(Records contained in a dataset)
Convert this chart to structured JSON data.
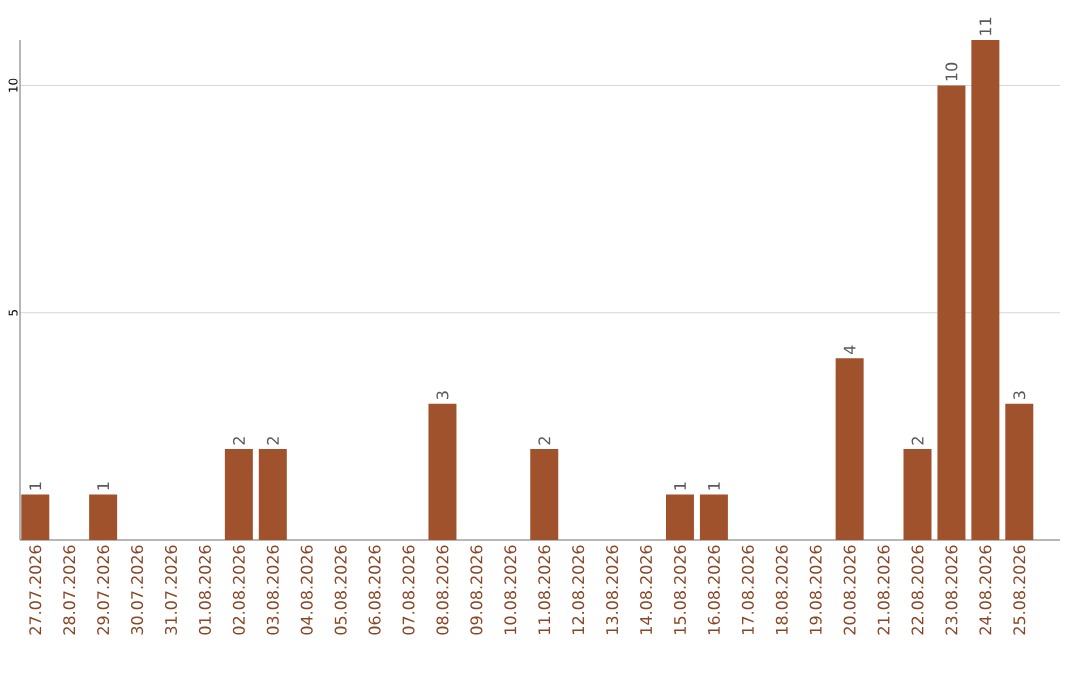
{
  "chart_data": {
    "type": "bar",
    "categories": [
      "27.07.2026",
      "28.07.2026",
      "29.07.2026",
      "30.07.2026",
      "31.07.2026",
      "01.08.2026",
      "02.08.2026",
      "03.08.2026",
      "04.08.2026",
      "05.08.2026",
      "06.08.2026",
      "07.08.2026",
      "08.08.2026",
      "09.08.2026",
      "10.08.2026",
      "11.08.2026",
      "12.08.2026",
      "13.08.2026",
      "14.08.2026",
      "15.08.2026",
      "16.08.2026",
      "17.08.2026",
      "18.08.2026",
      "19.08.2026",
      "20.08.2026",
      "21.08.2026",
      "22.08.2026",
      "23.08.2026",
      "24.08.2026",
      "25.08.2026"
    ],
    "values": [
      1,
      0,
      1,
      0,
      0,
      0,
      2,
      2,
      0,
      0,
      0,
      0,
      3,
      0,
      0,
      2,
      0,
      0,
      0,
      1,
      1,
      0,
      0,
      0,
      4,
      0,
      2,
      10,
      11,
      3
    ],
    "value_labels": [
      "1",
      null,
      "1",
      null,
      null,
      null,
      "2",
      "2",
      null,
      null,
      null,
      null,
      "3",
      null,
      null,
      "2",
      null,
      null,
      null,
      "1",
      "1",
      null,
      null,
      null,
      "4",
      null,
      "2",
      "10",
      "11",
      "3"
    ],
    "color": "#a0522d",
    "ylim": [
      0,
      11
    ],
    "yticks": [
      5,
      10
    ],
    "grid": "y"
  }
}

**What is needed**:
Omitting all images, print the listing exactly.

**Complete answer**:
Convert this chart to structured JSON data.
{
  "chart_data": {
    "type": "bar",
    "categories": [
      "27.07.2026",
      "28.07.2026",
      "29.07.2026",
      "30.07.2026",
      "31.07.2026",
      "01.08.2026",
      "02.08.2026",
      "03.08.2026",
      "04.08.2026",
      "05.08.2026",
      "06.08.2026",
      "07.08.2026",
      "08.08.2026",
      "09.08.2026",
      "10.08.2026",
      "11.08.2026",
      "12.08.2026",
      "13.08.2026",
      "14.08.2026",
      "15.08.2026",
      "16.08.2026",
      "17.08.2026",
      "18.08.2026",
      "19.08.2026",
      "20.08.2026",
      "21.08.2026",
      "22.08.2026",
      "23.08.2026",
      "24.08.2026",
      "25.08.2026"
    ],
    "values": [
      1,
      0,
      1,
      0,
      0,
      0,
      2,
      2,
      0,
      0,
      0,
      0,
      3,
      0,
      0,
      2,
      0,
      0,
      0,
      1,
      1,
      0,
      0,
      0,
      4,
      0,
      2,
      10,
      11,
      3
    ],
    "value_labels": [
      "1",
      null,
      "1",
      null,
      null,
      null,
      "2",
      "2",
      null,
      null,
      null,
      null,
      "3",
      null,
      null,
      "2",
      null,
      null,
      null,
      "1",
      "1",
      null,
      null,
      null,
      "4",
      null,
      "2",
      "10",
      "11",
      "3"
    ],
    "color": "#a0522d",
    "ylim": [
      0,
      11
    ],
    "yticks": [
      5,
      10
    ],
    "grid": "y"
  }
}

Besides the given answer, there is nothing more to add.